-- Dataset items --

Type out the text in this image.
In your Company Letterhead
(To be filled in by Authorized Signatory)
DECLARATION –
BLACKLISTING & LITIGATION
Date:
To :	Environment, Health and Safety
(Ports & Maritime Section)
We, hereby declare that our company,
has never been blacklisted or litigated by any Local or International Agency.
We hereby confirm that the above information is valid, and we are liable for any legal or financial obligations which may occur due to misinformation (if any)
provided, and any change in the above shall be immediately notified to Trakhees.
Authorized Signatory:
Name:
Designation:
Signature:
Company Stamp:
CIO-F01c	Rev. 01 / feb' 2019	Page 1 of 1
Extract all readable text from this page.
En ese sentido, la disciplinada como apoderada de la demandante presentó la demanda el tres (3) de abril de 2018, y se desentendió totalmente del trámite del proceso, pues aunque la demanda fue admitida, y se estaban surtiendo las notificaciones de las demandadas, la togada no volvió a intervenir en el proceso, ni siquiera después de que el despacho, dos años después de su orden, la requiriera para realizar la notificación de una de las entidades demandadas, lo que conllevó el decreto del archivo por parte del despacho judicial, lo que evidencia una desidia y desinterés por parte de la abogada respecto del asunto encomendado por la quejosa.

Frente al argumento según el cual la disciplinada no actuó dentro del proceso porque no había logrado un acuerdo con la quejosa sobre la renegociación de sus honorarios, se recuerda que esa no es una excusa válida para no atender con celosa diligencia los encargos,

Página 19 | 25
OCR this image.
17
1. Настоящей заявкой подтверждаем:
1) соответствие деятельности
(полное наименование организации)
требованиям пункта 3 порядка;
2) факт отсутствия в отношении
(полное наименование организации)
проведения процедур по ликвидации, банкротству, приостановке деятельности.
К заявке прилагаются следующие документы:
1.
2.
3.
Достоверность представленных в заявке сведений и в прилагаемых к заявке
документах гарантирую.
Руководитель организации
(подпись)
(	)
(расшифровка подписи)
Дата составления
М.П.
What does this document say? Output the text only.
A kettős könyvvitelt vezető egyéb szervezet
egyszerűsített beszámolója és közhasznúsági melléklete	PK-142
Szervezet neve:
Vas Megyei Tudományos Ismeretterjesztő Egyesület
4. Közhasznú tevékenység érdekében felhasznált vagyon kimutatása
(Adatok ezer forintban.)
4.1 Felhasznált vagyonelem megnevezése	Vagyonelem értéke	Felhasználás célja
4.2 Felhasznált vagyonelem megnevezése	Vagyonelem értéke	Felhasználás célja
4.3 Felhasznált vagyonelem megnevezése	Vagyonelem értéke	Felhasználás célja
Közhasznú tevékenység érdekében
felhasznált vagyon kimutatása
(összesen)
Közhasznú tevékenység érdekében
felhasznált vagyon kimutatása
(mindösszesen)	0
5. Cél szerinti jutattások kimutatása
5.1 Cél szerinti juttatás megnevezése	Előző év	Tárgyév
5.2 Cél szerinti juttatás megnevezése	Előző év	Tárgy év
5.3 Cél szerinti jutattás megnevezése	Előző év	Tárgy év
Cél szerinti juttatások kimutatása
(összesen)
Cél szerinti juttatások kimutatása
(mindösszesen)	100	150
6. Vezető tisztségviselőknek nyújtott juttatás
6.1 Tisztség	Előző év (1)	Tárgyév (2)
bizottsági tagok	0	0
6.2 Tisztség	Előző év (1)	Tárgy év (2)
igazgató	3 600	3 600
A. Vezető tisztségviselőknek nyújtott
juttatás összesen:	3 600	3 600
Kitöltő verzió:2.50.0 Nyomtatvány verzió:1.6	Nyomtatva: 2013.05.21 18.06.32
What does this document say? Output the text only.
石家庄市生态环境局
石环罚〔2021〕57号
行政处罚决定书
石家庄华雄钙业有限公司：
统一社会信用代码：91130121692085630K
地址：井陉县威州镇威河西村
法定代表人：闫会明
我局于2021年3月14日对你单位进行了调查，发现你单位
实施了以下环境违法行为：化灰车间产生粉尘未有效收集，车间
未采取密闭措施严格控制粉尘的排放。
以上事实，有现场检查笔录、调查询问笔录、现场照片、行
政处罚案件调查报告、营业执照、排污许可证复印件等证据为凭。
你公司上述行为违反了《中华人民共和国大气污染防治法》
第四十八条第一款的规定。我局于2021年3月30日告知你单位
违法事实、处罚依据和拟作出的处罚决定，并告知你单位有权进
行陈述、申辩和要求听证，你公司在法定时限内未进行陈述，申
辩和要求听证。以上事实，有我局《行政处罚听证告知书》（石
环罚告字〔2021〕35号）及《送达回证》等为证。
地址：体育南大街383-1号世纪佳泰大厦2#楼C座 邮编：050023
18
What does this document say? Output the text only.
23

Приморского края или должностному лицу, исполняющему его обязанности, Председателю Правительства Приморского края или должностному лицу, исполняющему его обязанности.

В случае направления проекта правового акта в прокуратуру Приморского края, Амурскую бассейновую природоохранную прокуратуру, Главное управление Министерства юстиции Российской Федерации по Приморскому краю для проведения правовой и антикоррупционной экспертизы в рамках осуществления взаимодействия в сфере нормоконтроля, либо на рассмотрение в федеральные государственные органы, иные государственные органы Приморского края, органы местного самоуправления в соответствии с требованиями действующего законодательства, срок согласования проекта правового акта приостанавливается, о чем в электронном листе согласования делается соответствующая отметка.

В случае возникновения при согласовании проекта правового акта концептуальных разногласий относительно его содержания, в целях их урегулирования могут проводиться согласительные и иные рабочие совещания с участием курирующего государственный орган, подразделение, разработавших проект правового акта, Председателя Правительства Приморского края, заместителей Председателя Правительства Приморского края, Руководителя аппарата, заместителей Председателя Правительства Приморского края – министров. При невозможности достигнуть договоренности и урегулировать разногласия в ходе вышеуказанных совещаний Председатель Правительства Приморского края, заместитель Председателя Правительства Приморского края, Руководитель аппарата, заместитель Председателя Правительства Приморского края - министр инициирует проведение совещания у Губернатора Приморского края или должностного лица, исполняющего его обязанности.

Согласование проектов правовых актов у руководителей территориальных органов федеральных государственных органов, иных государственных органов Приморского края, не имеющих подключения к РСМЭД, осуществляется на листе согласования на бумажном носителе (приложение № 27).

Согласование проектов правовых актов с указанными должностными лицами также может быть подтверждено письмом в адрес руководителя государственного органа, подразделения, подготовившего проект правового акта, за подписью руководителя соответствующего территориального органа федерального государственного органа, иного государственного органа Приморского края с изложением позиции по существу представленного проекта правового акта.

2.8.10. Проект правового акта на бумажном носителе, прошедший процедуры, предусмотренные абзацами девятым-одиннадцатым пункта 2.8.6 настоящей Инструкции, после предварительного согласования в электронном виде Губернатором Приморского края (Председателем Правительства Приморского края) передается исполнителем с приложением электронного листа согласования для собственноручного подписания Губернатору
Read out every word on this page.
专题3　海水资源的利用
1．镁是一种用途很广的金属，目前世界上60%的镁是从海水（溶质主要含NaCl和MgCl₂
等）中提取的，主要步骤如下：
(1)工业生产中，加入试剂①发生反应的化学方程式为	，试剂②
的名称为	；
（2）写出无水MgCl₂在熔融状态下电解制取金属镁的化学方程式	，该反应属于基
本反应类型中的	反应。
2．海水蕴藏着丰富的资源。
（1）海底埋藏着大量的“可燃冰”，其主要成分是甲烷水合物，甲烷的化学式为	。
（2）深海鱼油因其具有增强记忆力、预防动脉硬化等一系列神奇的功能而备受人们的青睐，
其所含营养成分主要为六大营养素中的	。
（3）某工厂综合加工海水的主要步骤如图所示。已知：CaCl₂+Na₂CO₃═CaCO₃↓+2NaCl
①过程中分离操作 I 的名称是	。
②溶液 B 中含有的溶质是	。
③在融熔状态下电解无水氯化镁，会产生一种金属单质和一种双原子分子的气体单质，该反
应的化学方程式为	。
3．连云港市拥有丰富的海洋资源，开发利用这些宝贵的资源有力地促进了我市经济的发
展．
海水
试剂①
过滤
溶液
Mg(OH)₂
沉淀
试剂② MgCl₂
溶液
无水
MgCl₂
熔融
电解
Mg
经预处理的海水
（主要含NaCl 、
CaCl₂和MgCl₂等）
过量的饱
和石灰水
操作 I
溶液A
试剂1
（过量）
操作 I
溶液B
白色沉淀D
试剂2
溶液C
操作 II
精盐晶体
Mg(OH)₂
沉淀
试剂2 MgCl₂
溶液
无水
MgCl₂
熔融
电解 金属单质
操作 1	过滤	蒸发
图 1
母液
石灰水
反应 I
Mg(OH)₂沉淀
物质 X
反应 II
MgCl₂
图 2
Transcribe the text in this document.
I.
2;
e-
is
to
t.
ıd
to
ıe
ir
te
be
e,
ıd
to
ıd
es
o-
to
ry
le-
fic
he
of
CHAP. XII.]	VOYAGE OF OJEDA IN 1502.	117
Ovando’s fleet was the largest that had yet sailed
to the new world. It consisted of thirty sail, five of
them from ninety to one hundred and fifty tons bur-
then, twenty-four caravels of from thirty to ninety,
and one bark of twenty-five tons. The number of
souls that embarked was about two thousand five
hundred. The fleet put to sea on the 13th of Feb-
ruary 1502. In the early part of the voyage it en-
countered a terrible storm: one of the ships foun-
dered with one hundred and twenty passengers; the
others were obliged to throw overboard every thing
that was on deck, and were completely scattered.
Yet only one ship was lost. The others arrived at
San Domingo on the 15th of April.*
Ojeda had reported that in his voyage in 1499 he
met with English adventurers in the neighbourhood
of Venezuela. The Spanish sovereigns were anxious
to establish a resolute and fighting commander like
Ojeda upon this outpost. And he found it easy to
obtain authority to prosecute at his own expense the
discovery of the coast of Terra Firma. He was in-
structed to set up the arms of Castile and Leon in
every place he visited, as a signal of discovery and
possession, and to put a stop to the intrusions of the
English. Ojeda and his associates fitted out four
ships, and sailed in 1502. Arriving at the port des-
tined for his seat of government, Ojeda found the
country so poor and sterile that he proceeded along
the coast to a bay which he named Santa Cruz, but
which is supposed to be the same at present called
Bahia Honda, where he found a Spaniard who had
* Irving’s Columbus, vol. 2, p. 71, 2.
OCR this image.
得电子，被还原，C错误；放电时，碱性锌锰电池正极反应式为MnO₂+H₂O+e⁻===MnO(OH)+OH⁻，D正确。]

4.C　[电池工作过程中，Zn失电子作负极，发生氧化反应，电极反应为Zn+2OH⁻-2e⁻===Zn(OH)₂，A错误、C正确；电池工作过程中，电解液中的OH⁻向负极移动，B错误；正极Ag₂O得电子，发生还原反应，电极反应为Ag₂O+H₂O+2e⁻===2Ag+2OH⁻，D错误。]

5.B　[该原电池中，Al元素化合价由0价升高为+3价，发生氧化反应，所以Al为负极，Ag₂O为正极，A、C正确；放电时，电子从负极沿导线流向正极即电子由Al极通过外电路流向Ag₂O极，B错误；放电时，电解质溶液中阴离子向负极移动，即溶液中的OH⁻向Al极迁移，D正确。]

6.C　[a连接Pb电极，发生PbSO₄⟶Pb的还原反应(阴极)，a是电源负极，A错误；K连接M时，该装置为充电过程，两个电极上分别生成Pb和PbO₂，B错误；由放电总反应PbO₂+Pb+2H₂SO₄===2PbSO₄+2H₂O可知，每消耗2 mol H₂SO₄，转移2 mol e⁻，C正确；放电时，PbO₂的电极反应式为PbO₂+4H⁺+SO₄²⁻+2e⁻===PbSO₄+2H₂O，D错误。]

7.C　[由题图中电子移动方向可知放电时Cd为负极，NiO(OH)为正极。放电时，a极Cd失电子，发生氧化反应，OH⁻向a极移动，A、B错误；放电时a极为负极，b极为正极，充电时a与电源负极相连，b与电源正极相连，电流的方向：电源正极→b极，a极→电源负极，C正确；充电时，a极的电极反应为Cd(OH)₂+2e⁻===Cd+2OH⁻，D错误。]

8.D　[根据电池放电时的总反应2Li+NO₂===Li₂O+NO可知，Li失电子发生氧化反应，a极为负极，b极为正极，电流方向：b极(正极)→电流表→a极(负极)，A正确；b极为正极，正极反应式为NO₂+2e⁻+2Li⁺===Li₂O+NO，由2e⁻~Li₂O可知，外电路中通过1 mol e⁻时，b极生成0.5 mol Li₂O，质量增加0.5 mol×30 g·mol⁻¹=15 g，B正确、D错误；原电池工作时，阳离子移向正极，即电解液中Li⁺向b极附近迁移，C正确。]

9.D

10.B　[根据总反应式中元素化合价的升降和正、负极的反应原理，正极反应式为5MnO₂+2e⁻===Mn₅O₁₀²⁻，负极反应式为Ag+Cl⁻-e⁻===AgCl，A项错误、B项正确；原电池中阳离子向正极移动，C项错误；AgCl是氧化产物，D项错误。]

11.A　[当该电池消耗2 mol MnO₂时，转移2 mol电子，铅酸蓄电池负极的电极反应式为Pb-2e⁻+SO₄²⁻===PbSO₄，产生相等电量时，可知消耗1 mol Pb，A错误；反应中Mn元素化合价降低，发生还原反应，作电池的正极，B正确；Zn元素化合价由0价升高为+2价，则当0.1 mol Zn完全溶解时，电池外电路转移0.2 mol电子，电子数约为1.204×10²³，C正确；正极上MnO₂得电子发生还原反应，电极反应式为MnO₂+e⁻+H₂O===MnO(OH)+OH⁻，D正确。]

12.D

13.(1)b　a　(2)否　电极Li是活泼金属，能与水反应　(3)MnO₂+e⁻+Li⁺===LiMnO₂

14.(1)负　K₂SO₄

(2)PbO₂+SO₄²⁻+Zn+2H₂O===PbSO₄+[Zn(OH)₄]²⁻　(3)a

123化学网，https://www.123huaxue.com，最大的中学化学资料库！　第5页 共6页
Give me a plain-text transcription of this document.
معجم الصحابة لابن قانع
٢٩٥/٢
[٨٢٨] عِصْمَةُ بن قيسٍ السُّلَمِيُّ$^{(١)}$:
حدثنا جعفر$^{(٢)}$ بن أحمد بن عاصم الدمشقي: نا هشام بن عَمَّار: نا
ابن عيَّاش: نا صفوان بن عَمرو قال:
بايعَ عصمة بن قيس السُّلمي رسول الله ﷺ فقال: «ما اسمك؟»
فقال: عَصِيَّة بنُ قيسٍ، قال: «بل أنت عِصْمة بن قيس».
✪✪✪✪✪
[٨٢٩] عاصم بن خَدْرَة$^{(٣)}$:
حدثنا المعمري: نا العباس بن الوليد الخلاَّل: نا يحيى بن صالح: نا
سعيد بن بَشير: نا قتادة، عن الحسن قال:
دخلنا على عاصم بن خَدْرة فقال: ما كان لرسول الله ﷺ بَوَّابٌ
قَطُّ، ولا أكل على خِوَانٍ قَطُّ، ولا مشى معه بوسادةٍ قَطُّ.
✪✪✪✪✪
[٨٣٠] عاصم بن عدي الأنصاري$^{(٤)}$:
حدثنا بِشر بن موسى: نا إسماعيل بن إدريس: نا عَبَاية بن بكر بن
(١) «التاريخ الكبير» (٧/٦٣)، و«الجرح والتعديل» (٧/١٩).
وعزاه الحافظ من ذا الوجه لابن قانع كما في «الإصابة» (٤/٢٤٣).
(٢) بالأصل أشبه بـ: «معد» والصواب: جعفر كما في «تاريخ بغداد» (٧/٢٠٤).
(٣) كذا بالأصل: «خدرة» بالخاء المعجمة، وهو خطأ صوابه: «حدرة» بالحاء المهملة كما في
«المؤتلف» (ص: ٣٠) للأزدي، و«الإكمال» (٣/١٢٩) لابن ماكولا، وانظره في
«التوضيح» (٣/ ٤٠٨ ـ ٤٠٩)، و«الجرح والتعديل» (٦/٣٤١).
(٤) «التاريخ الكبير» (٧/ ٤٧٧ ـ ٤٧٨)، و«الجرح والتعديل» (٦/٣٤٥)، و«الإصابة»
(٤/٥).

-- Your instructions --
Copy each line of the data that contains the word "قانع".

-- Answer in full --
معجم الصحابة لابن قانع
وعزاه الحافظ من ذا الوجه لابن قانع كما في «الإصابة» (٤/٢٤٣).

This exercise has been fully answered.